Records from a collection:
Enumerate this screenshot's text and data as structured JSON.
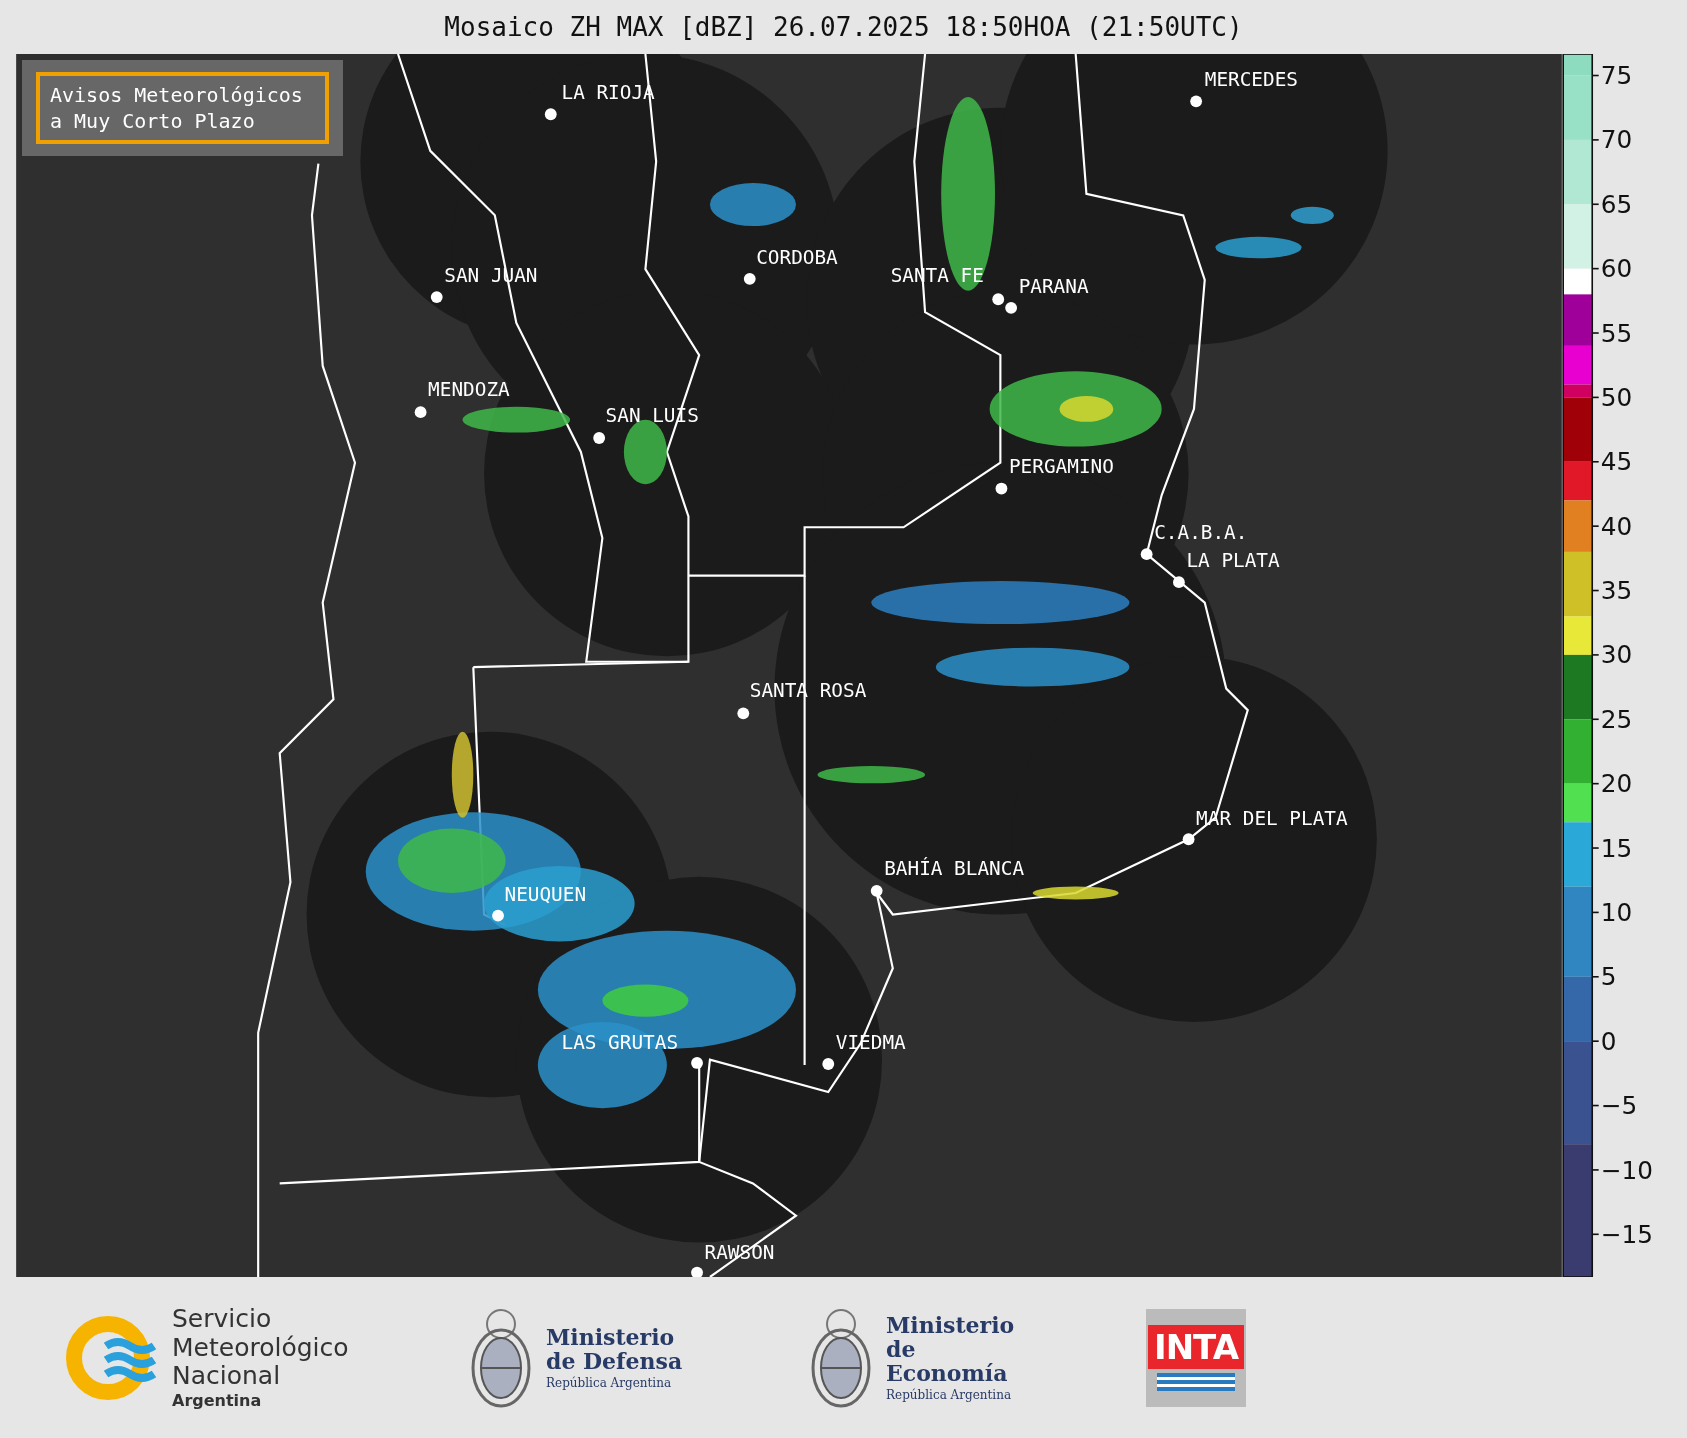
{
  "title": "Mosaico ZH MAX [dBZ] 26.07.2025 18:50HOA (21:50UTC)",
  "notice": {
    "text": "Avisos Meteorológicos a Muy Corto Plazo"
  },
  "cities": [
    {
      "name": "LA RIOJA"
    },
    {
      "name": "MERCEDES"
    },
    {
      "name": "CORDOBA"
    },
    {
      "name": "SAN JUAN"
    },
    {
      "name": "SANTA FE"
    },
    {
      "name": "PARANA"
    },
    {
      "name": "MENDOZA"
    },
    {
      "name": "SAN LUIS"
    },
    {
      "name": "PERGAMINO"
    },
    {
      "name": "C.A.B.A."
    },
    {
      "name": "LA PLATA"
    },
    {
      "name": "SANTA ROSA"
    },
    {
      "name": "MAR DEL PLATA"
    },
    {
      "name": "BAHÍA BLANCA"
    },
    {
      "name": "NEUQUEN"
    },
    {
      "name": "LAS GRUTAS"
    },
    {
      "name": "VIEDMA"
    },
    {
      "name": "RAWSON"
    }
  ],
  "colorbar": {
    "ticks": [
      "75",
      "70",
      "65",
      "60",
      "55",
      "50",
      "45",
      "40",
      "35",
      "30",
      "25",
      "20",
      "15",
      "10",
      "5",
      "0",
      "−5",
      "−10",
      "−15"
    ]
  },
  "logos": [
    {
      "kind": "smn",
      "name": "Servicio Meteorológico Nacional",
      "subtitle": "Argentina"
    },
    {
      "kind": "ministry",
      "name": "Ministerio de Defensa",
      "subtitle": "República Argentina"
    },
    {
      "kind": "ministry",
      "name": "Ministerio de Economía",
      "subtitle": "República Argentina"
    },
    {
      "kind": "inta",
      "name": "INTA"
    }
  ]
}
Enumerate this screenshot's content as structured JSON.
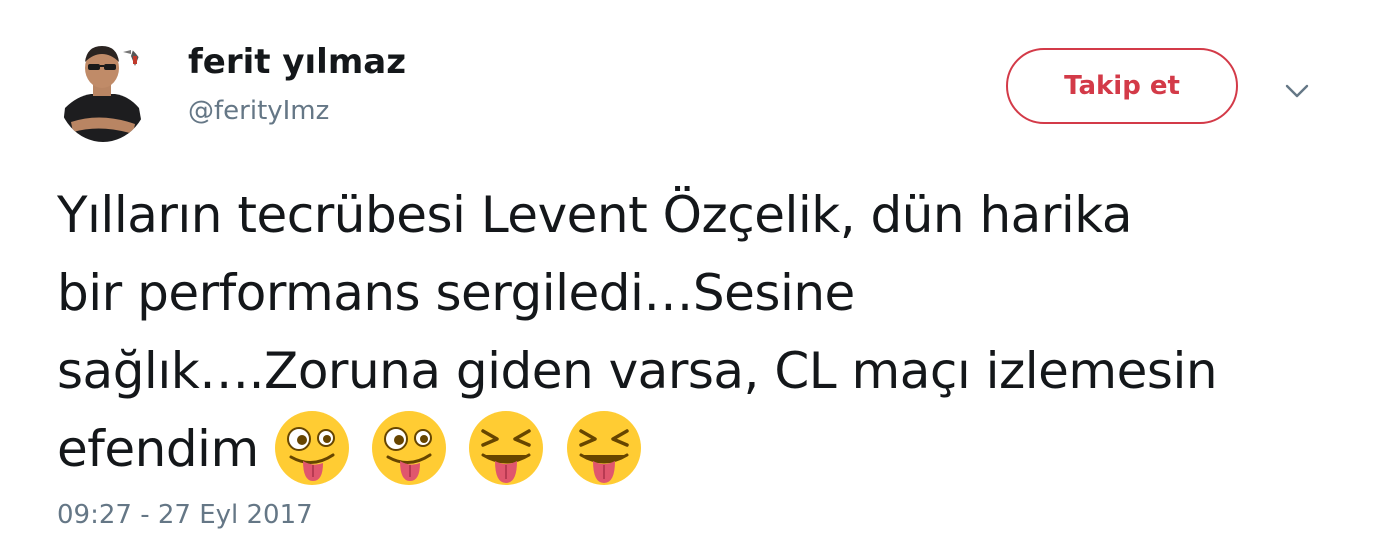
{
  "tweet": {
    "author": {
      "name": "ferit yılmaz",
      "handle": "@ferityImz"
    },
    "follow_button_label": "Takip et",
    "text_lines": [
      "Yılların tecrübesi Levent Özçelik, dün harika",
      "bir performans sergiledi…Sesine",
      "sağlık….Zoruna giden varsa, CL maçı izlemesin",
      "efendim"
    ],
    "emojis": [
      "winking-face-with-tongue-icon",
      "winking-face-with-tongue-icon",
      "squinting-face-with-tongue-icon",
      "squinting-face-with-tongue-icon"
    ],
    "timestamp": "09:27 - 27 Eyl 2017"
  },
  "colors": {
    "accent": "#d33a48",
    "text": "#14171a",
    "muted": "#657786",
    "emoji_yellow": "#ffcc33",
    "tongue": "#e0566d"
  }
}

▶ _INSTRUCTIONS TO FOLLOW_: The word "with" appears in how many lines of the records? Give the number only.

▶ _REPLY TO THE EXERCISE_: 4